Both insist they were ‘groomed’ as a result of their social media profiles – and argue they were vulnerable to exploitation due to coming out of difficult relationships and – in Bannister’s case – debt.


Whalley told the Mail that at the time she had wanted to ‘escape myself’.
‘I thought ‘Yeah, why not’, not really thinking much about the consequences.’
Whalley believes traffickers target women like her on social media leading a ‘certain lifestyle’, sucking them in with the offer of a ‘free holiday’.
‘They approach the type of vulnerable people because even though they might have so many followers on Instagram they’re not as confident as they may seem.
‘They’ve obviously seen that we were travelling a lot.’
She insists that her reaction to the offer today as a mother-of-one would have been ‘absolutely not’.
‘So, it just it proves that that we had some vulnerability, that we took that risk and opportunity.’
Whalley lost her job as an adult nurse after informing her employer of her arrest.
She now faces being struck off by the Nursing and Midwifery Council – she is currently under an interim suspension.
Whalley is now juggling running a beauty business with being a single mother.
Bannister – who attended £15,000-a-year Kirkham Grammar School – used to run a clothing brand in Dubai but is now living with friends in Manchester following her arrest.
‘It’s caused a lot of upset and hurt,’ she said.
‘My family all fell out with me. It’s not been easy.’


The pair have been bombarded with ‘harsh’ messages about their crimes since their sentencing this week.
‘We’re being treated as if we’ve murdered someone,’ said Whalley, whose mother died last week.
‘It’s disgusting, I’ve got a baby here and I’m being trolled.
‘What I really don’t like is people saying I’ve had a baby to avoid me going to jail. That simply wasn’t the case.
‘I’m ashamed for my family, I’ve got to live with that for the rest of my life.

### To do
In the news excerpt about Whalley and Bannister, what job did Whalley lose after telling her employer about her arrest?

### Dataset content
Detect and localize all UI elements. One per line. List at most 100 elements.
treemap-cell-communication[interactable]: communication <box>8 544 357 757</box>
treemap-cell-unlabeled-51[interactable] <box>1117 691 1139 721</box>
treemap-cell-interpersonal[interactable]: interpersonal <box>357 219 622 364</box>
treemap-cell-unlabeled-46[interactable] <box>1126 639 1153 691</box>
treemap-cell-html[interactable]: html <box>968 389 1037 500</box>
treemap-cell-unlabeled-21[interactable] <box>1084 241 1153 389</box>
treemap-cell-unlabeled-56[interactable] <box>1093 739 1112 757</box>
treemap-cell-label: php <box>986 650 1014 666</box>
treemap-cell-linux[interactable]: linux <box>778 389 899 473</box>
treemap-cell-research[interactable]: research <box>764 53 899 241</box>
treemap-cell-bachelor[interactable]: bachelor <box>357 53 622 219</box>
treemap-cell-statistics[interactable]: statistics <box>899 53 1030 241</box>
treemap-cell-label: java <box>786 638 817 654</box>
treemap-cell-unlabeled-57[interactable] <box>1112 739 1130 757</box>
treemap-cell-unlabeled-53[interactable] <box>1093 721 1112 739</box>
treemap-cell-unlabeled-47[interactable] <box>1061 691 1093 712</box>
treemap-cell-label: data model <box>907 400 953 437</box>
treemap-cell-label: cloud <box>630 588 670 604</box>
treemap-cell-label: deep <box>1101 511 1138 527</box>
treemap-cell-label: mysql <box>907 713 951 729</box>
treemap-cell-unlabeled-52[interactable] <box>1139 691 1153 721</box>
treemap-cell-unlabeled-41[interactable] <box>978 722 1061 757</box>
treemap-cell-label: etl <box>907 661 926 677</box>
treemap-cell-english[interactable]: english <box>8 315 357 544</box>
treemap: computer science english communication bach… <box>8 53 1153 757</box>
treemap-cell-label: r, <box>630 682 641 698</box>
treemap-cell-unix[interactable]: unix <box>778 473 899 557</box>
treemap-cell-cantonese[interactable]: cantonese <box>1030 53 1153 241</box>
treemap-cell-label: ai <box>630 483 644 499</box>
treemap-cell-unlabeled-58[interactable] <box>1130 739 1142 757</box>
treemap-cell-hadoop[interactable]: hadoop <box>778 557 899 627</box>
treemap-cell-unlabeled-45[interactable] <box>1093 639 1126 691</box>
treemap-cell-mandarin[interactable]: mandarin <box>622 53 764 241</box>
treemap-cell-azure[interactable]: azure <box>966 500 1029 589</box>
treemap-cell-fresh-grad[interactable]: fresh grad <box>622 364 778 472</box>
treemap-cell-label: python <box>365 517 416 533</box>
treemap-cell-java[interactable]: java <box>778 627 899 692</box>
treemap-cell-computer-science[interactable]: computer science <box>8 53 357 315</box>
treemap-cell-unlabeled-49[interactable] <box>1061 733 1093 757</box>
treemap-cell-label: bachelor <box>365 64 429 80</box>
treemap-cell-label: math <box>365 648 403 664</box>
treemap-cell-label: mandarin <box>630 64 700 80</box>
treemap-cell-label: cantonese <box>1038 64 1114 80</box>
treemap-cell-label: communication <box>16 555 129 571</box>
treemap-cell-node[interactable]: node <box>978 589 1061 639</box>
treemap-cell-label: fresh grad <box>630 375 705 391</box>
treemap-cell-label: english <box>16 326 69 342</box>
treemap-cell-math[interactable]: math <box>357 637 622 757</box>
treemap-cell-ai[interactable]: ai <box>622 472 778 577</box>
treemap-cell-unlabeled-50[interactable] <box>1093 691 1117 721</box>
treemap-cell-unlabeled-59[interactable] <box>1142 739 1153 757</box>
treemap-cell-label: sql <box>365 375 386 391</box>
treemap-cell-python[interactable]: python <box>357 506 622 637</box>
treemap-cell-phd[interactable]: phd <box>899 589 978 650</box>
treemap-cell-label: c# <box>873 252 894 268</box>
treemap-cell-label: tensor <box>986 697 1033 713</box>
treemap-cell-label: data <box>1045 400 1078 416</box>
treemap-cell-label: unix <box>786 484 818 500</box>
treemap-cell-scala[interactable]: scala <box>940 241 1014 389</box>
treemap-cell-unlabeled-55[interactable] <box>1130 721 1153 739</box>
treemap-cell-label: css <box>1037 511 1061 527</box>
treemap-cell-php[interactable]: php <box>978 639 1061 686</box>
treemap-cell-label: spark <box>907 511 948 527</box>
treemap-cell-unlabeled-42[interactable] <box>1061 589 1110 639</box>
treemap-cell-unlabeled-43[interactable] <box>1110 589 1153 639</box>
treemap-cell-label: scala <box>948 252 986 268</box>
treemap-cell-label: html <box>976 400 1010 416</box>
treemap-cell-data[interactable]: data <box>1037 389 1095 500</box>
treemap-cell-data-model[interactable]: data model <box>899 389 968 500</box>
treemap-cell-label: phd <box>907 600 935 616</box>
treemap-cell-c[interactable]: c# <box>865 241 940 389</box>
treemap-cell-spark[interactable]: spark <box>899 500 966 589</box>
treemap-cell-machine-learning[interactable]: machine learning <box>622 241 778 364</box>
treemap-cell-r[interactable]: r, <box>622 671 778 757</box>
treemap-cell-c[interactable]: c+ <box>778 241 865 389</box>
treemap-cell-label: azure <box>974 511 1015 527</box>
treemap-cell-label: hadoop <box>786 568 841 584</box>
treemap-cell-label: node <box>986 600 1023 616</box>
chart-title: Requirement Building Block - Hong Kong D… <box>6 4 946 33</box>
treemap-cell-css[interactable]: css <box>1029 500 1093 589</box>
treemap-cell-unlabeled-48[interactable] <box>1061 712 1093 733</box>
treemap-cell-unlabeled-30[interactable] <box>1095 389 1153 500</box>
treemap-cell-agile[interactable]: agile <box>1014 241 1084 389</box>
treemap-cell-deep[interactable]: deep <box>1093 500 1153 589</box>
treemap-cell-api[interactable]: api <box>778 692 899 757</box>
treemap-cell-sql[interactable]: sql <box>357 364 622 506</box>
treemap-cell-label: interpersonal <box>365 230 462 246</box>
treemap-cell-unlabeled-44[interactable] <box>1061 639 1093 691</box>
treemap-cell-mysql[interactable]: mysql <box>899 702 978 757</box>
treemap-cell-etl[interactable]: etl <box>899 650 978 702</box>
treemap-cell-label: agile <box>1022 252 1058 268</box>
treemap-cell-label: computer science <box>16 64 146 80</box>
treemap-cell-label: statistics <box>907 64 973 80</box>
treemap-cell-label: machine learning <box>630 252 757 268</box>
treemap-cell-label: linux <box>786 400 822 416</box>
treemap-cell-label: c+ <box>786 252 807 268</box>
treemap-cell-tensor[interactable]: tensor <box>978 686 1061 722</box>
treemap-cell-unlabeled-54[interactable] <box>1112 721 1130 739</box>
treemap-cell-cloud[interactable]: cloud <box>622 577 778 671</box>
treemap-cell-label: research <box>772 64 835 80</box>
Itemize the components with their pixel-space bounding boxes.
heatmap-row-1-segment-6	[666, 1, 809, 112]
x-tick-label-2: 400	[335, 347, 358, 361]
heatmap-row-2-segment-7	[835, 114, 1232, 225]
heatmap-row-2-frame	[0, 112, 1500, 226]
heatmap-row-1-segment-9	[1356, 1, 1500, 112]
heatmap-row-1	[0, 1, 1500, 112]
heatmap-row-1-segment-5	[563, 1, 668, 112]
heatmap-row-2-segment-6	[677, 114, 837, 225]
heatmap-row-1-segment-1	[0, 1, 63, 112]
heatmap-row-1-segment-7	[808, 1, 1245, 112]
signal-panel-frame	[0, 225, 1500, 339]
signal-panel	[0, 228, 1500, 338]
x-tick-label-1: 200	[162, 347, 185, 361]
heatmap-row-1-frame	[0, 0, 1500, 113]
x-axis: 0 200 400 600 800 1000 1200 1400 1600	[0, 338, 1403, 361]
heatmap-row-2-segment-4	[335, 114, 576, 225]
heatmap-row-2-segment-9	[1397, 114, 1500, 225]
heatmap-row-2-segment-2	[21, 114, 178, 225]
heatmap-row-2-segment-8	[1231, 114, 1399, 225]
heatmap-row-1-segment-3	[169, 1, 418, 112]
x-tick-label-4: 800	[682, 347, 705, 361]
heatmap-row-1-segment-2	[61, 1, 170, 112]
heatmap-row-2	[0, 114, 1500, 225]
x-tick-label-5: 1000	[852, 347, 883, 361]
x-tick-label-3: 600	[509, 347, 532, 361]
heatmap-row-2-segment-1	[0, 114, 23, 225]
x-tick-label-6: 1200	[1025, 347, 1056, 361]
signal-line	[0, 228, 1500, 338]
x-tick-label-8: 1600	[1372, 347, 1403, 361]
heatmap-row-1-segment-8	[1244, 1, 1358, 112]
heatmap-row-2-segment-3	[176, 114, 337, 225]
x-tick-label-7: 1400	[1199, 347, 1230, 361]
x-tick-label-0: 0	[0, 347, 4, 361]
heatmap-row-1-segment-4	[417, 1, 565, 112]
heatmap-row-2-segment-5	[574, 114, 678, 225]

### Response below
Adult nurse.